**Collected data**

******

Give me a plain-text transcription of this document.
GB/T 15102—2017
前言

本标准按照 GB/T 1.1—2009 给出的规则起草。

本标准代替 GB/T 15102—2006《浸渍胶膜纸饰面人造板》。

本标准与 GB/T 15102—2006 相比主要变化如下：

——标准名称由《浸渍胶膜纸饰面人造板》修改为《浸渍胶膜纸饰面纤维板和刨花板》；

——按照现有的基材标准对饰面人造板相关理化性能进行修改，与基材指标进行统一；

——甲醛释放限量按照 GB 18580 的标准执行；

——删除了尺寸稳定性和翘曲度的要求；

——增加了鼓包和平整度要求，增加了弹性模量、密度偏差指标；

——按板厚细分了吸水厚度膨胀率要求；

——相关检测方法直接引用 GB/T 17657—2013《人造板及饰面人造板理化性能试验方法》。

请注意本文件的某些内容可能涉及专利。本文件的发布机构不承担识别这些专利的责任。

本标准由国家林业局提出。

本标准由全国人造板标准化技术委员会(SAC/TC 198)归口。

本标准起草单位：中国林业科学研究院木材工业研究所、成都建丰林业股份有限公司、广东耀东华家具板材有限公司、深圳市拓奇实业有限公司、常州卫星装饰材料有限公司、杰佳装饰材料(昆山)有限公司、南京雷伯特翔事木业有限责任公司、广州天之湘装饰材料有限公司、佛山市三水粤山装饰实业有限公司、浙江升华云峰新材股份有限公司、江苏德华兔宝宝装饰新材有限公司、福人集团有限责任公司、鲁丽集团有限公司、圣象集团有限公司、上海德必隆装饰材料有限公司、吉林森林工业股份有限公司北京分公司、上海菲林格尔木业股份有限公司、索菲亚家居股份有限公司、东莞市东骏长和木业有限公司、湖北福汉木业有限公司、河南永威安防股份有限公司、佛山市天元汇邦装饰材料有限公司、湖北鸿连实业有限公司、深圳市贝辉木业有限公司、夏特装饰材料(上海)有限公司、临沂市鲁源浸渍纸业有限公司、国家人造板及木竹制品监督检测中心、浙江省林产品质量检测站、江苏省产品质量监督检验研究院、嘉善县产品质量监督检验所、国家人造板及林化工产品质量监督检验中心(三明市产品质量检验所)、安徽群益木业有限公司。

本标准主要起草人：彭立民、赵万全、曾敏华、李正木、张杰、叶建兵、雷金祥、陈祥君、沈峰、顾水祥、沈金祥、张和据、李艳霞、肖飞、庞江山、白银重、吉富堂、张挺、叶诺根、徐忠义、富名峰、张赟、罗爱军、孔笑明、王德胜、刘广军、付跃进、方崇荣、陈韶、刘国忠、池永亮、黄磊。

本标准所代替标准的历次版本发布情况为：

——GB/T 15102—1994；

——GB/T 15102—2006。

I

******

**Task to complete**
Copy out the whole listing exactly as written.

**Solution to the exercise**
Give me a plain-text transcription of this document.
GB/T 15102—2017
前言

本标准按照 GB/T 1.1—2009 给出的规则起草。

本标准代替 GB/T 15102—2006《浸渍胶膜纸饰面人造板》。

本标准与 GB/T 15102—2006 相比主要变化如下：

——标准名称由《浸渍胶膜纸饰面人造板》修改为《浸渍胶膜纸饰面纤维板和刨花板》；

——按照现有的基材标准对饰面人造板相关理化性能进行修改，与基材指标进行统一；

——甲醛释放限量按照 GB 18580 的标准执行；

——删除了尺寸稳定性和翘曲度的要求；

——增加了鼓包和平整度要求，增加了弹性模量、密度偏差指标；

——按板厚细分了吸水厚度膨胀率要求；

——相关检测方法直接引用 GB/T 17657—2013《人造板及饰面人造板理化性能试验方法》。

请注意本文件的某些内容可能涉及专利。本文件的发布机构不承担识别这些专利的责任。

本标准由国家林业局提出。

本标准由全国人造板标准化技术委员会(SAC/TC 198)归口。

本标准起草单位：中国林业科学研究院木材工业研究所、成都建丰林业股份有限公司、广东耀东华家具板材有限公司、深圳市拓奇实业有限公司、常州卫星装饰材料有限公司、杰佳装饰材料(昆山)有限公司、南京雷伯特翔事木业有限责任公司、广州天之湘装饰材料有限公司、佛山市三水粤山装饰实业有限公司、浙江升华云峰新材股份有限公司、江苏德华兔宝宝装饰新材有限公司、福人集团有限责任公司、鲁丽集团有限公司、圣象集团有限公司、上海德必隆装饰材料有限公司、吉林森林工业股份有限公司北京分公司、上海菲林格尔木业股份有限公司、索菲亚家居股份有限公司、东莞市东骏长和木业有限公司、湖北福汉木业有限公司、河南永威安防股份有限公司、佛山市天元汇邦装饰材料有限公司、湖北鸿连实业有限公司、深圳市贝辉木业有限公司、夏特装饰材料(上海)有限公司、临沂市鲁源浸渍纸业有限公司、国家人造板及木竹制品监督检测中心、浙江省林产品质量检测站、江苏省产品质量监督检验研究院、嘉善县产品质量监督检验所、国家人造板及林化工产品质量监督检验中心(三明市产品质量检验所)、安徽群益木业有限公司。

本标准主要起草人：彭立民、赵万全、曾敏华、李正木、张杰、叶建兵、雷金祥、陈祥君、沈峰、顾水祥、沈金祥、张和据、李艳霞、肖飞、庞江山、白银重、吉富堂、张挺、叶诺根、徐忠义、富名峰、张赟、罗爱军、孔笑明、王德胜、刘广军、付跃进、方崇荣、陈韶、刘国忠、池永亮、黄磊。

本标准所代替标准的历次版本发布情况为：

——GB/T 15102—1994；

——GB/T 15102—2006。

I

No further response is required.